◆ **WHAT THE TASK REQUIRES**: Each line containing the word "января" must be collected.

■ ■ ■ ■ ■

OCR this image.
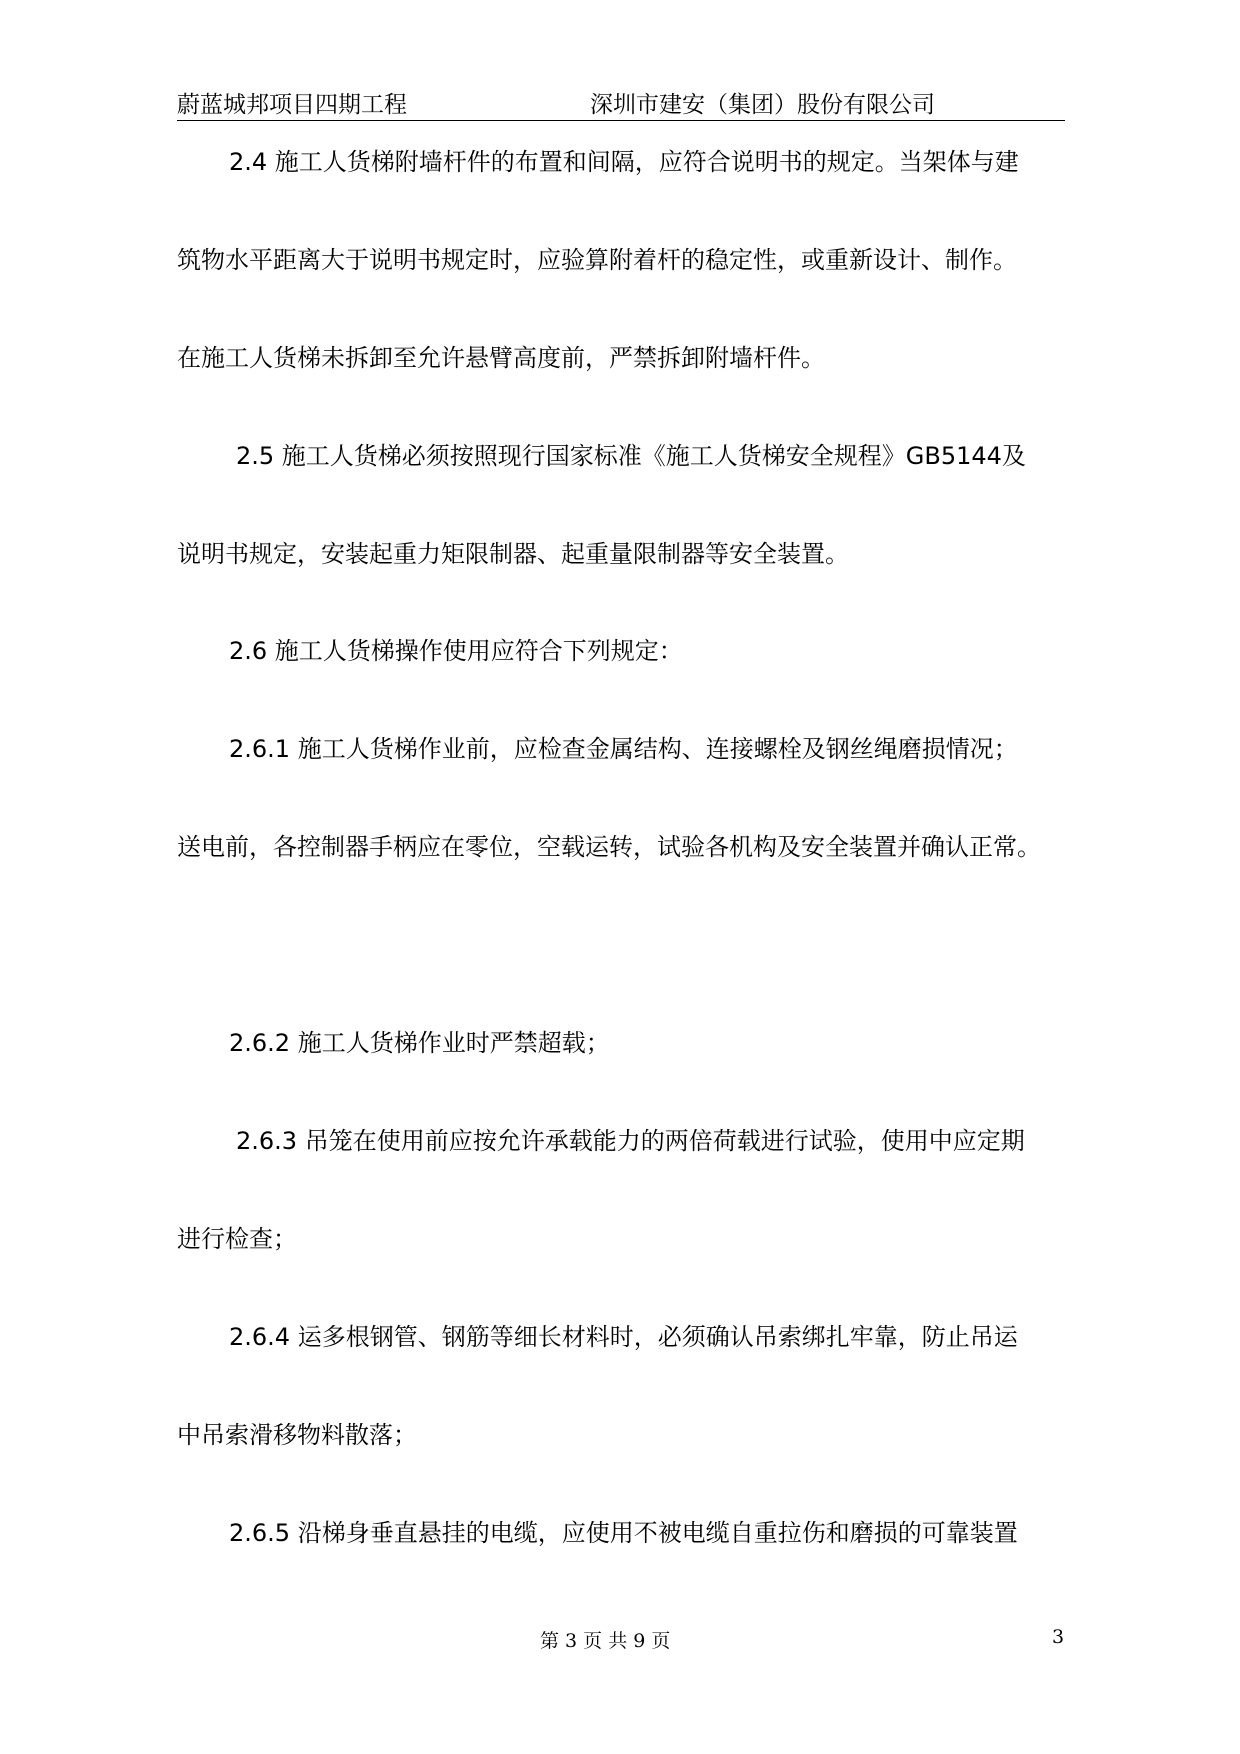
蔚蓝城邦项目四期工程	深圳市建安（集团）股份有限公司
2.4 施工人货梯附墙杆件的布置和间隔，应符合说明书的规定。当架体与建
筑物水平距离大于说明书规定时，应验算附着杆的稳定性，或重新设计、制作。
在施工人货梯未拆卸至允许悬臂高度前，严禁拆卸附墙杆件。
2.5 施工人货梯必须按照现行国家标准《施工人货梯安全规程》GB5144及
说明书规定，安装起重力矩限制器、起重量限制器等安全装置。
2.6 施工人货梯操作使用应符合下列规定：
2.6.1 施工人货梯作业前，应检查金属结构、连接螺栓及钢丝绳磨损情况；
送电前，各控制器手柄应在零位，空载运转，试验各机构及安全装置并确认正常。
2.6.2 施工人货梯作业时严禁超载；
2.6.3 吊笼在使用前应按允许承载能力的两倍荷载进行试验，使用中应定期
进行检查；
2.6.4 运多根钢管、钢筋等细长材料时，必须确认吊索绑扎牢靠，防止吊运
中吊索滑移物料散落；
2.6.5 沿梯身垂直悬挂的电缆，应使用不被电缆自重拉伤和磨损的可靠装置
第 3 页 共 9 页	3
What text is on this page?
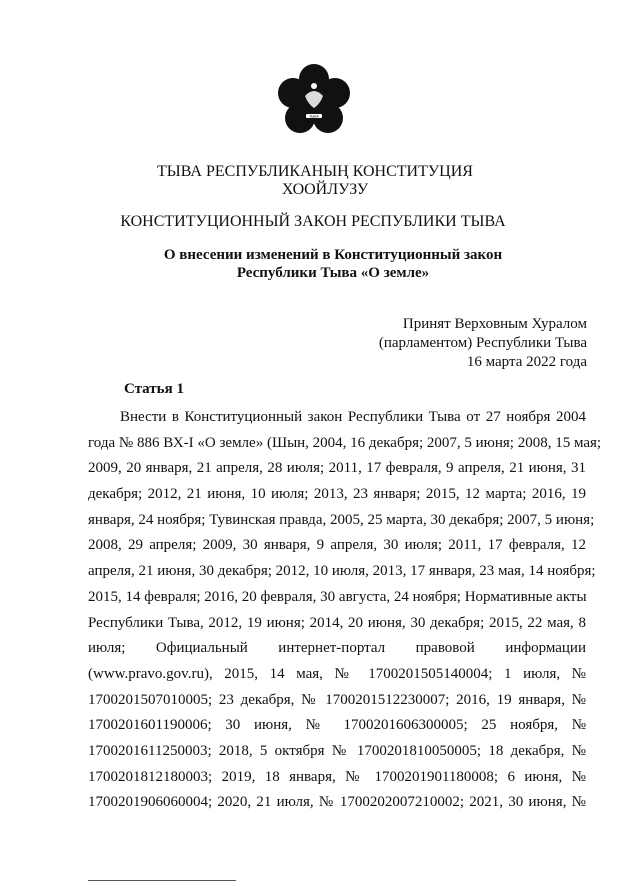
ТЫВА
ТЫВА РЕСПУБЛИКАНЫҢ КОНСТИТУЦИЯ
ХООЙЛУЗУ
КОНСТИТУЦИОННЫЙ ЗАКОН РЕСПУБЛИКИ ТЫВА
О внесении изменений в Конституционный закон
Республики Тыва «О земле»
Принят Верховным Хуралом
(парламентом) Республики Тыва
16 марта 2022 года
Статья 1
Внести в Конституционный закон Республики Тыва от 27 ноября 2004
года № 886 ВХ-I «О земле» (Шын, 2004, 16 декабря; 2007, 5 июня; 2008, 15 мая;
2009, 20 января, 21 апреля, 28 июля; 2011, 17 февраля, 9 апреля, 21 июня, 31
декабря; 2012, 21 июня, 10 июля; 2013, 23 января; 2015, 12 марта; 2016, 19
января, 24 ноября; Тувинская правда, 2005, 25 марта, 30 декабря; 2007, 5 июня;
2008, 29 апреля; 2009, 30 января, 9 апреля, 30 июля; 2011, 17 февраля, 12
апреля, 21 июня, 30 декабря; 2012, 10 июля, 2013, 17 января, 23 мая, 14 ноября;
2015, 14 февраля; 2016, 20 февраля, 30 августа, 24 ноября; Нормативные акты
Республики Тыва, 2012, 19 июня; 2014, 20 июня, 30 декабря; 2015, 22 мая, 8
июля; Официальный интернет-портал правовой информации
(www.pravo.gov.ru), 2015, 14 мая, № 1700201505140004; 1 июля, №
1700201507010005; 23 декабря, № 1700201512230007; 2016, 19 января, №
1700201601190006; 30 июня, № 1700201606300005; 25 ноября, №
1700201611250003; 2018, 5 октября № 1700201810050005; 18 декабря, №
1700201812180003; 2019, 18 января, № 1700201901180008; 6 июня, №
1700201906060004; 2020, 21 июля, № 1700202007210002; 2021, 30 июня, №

■ ■ ■ ■ ■

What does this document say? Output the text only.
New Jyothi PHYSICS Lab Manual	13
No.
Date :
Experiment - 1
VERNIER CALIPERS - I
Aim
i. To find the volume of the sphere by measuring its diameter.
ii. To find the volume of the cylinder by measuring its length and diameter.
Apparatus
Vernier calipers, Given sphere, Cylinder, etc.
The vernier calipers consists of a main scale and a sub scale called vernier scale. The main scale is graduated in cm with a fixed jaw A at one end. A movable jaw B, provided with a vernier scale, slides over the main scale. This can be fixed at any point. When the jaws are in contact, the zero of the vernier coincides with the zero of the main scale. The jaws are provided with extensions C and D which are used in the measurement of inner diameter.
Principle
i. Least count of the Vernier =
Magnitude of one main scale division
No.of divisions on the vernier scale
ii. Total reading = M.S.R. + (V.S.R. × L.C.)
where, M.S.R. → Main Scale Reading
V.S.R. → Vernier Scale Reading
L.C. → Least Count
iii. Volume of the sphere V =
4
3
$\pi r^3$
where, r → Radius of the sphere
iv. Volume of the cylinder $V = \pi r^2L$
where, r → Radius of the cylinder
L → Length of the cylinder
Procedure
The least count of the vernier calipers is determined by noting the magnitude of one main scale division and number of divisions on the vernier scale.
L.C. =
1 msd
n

■ ■ ■ ■ ■

◆ **RESULT**:
2009, 20 января, 21 апреля, 28 июля; 2011, 17 февраля, 9 апреля, 21 июня, 31
декабря; 2012, 21 июня, 10 июля; 2013, 23 января; 2015, 12 марта; 2016, 19
января, 24 ноября; Тувинская правда, 2005, 25 марта, 30 декабря; 2007, 5 июня;
2008, 29 апреля; 2009, 30 января, 9 апреля, 30 июля; 2011, 17 февраля, 12
апреля, 21 июня, 30 декабря; 2012, 10 июля, 2013, 17 января, 23 мая, 14 ноября;
1700201507010005; 23 декабря, № 1700201512230007; 2016, 19 января, №
1700201812180003; 2019, 18 января, № 1700201901180008; 6 июня, №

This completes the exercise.